##### Listed records #####

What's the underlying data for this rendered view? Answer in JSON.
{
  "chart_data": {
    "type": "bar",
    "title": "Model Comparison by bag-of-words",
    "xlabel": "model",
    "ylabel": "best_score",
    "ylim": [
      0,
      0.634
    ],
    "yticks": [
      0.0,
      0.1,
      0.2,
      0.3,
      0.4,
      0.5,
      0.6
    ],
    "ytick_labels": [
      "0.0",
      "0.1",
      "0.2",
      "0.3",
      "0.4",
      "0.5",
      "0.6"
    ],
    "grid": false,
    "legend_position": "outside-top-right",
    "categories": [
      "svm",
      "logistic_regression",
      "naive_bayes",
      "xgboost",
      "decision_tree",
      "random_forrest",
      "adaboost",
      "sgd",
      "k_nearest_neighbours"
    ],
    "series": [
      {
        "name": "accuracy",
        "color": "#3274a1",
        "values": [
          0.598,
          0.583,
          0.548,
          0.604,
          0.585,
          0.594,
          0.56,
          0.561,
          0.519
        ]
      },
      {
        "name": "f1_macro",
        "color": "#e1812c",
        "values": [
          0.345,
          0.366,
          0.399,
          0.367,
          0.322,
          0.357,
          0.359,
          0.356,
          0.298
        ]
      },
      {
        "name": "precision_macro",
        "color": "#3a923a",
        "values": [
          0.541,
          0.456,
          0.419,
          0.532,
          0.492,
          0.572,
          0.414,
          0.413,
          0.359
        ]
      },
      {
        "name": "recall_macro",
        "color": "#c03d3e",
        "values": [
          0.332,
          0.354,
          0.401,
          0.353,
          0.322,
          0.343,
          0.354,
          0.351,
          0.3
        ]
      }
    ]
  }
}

#####

Exercise instructions: Whenever "color" turns up in a line, pick that line out.

Result:
        "color": "#3274a1",
        "color": "#e1812c",
        "color": "#3a923a",
        "color": "#c03d3e",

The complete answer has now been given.